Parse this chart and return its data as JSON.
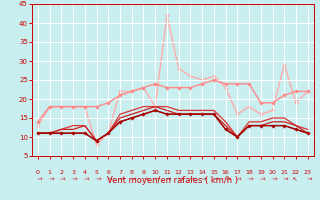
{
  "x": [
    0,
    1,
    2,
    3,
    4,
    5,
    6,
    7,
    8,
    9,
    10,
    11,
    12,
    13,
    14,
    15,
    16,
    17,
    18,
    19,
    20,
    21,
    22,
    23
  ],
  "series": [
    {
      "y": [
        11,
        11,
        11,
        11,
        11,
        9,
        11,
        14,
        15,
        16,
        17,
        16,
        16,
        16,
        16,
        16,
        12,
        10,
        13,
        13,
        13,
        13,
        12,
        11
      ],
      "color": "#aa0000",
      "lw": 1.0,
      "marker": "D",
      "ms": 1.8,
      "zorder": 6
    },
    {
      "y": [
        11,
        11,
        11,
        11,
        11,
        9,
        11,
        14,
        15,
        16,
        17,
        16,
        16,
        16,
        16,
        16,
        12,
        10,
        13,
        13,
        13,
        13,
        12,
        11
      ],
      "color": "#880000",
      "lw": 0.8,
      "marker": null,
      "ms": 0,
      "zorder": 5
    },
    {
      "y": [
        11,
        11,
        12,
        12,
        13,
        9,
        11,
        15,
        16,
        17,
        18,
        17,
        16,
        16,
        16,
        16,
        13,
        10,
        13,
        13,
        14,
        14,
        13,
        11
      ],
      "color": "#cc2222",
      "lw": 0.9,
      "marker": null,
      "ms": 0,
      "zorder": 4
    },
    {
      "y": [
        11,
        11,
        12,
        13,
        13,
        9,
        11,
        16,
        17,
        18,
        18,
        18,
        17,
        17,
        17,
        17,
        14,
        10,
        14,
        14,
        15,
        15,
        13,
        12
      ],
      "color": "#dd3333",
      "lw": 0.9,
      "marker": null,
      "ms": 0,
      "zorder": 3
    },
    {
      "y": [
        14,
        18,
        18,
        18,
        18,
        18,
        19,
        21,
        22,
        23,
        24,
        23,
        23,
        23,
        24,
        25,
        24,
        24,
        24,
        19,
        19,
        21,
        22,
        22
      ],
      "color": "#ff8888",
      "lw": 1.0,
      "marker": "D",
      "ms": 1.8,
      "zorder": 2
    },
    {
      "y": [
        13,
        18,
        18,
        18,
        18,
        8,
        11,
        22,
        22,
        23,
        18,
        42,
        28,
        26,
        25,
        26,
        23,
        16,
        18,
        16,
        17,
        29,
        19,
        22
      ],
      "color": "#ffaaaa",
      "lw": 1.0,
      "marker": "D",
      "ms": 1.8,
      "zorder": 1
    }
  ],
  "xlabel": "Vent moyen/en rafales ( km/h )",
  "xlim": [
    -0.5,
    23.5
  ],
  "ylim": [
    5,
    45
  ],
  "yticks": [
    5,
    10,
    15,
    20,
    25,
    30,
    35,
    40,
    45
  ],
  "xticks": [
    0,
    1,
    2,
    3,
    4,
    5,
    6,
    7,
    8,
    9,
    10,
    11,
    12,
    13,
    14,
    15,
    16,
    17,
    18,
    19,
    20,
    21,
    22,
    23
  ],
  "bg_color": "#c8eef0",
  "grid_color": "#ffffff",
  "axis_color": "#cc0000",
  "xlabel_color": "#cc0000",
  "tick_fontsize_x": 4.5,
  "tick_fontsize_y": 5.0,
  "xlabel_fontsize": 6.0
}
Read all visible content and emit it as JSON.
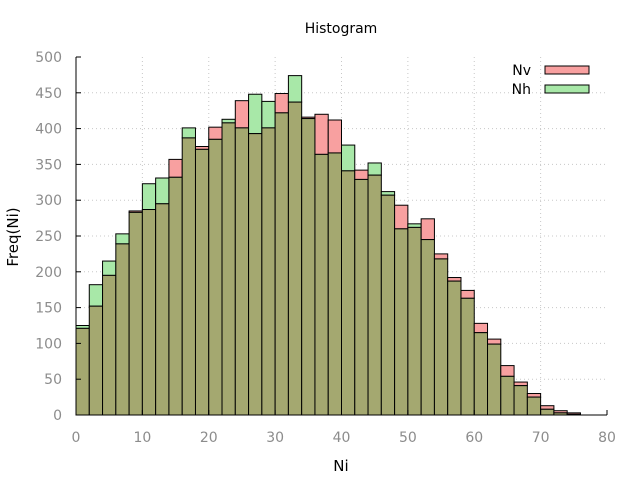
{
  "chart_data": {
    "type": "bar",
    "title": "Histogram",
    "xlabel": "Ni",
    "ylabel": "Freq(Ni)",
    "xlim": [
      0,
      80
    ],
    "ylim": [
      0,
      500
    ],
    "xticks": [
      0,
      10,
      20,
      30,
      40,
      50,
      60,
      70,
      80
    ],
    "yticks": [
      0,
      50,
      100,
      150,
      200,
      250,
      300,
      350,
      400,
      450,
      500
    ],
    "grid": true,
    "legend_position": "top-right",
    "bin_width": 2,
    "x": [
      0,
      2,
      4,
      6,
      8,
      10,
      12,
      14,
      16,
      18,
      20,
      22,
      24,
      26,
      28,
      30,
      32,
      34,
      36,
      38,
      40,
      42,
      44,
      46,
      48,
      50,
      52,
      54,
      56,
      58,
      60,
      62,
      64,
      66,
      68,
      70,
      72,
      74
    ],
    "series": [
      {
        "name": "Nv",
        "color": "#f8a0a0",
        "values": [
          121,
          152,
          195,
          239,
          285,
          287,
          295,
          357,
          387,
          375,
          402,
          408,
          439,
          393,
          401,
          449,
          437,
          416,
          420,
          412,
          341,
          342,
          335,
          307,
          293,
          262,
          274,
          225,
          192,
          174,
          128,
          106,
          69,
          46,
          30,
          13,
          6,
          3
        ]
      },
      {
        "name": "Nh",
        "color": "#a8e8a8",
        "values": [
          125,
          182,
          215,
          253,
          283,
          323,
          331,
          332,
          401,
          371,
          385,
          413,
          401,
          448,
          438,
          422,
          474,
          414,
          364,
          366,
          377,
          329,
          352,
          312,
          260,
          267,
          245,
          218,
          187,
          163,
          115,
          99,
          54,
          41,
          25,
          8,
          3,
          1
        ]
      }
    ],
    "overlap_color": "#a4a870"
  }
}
═══
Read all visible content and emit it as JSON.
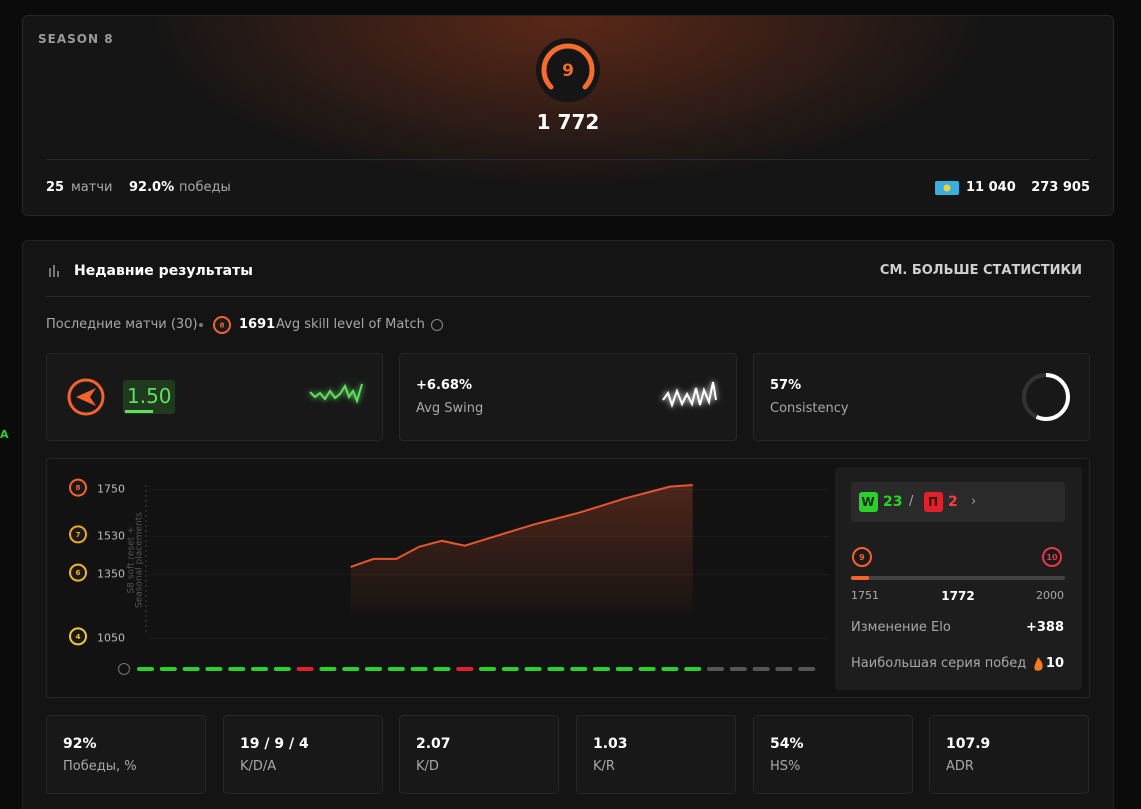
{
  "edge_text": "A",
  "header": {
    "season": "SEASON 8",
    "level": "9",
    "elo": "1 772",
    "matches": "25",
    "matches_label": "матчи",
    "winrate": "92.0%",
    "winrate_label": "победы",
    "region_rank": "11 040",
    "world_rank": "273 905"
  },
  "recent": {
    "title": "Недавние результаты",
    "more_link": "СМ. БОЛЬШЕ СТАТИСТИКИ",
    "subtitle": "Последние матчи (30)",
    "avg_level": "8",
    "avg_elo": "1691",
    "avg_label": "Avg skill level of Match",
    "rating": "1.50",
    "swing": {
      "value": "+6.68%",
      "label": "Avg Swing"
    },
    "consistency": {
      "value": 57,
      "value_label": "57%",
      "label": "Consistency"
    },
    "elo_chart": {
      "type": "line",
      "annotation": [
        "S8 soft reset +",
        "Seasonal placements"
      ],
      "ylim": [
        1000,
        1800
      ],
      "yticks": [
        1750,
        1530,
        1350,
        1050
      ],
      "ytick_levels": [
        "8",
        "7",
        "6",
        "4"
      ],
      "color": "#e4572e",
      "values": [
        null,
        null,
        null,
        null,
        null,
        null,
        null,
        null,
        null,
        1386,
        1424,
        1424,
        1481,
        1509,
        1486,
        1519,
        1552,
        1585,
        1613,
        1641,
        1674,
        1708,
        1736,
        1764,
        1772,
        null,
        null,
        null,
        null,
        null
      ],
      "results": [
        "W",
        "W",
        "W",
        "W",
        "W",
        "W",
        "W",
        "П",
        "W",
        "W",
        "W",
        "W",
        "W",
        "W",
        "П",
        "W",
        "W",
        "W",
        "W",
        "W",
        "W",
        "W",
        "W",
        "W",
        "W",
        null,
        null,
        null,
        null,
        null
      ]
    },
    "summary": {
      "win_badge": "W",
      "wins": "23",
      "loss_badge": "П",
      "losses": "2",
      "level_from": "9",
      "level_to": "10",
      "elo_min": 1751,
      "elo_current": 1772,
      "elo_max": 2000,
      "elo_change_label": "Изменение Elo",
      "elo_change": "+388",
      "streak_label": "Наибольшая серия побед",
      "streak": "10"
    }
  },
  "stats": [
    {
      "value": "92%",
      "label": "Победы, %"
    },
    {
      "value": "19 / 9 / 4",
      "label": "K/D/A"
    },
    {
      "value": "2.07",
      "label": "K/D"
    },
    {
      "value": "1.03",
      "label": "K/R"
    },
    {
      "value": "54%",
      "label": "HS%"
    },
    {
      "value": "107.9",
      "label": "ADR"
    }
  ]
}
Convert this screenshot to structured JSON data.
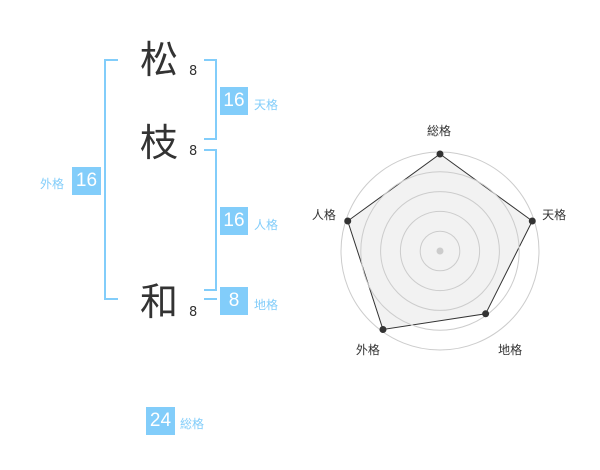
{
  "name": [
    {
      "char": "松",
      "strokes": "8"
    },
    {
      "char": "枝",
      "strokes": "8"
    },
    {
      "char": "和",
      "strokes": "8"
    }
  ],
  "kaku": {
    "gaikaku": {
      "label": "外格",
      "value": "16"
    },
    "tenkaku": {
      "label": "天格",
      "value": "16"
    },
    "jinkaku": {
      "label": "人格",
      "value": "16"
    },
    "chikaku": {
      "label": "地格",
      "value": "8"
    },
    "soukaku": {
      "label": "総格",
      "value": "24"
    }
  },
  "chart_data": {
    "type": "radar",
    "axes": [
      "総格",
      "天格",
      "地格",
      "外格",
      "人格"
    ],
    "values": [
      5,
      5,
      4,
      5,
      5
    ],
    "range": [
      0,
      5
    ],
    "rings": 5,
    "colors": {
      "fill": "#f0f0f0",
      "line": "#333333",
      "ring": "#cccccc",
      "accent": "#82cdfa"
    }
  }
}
═══
- EXERCISE OBJECTIVE -
Which lines hold the string "zorder"? Copy all of them from the data above.

- SOLUTION -
      "zorder": 6
      "zorder": 5
      "zorder": 4
      "zorder": 3
      "zorder": 2
      "zorder": 1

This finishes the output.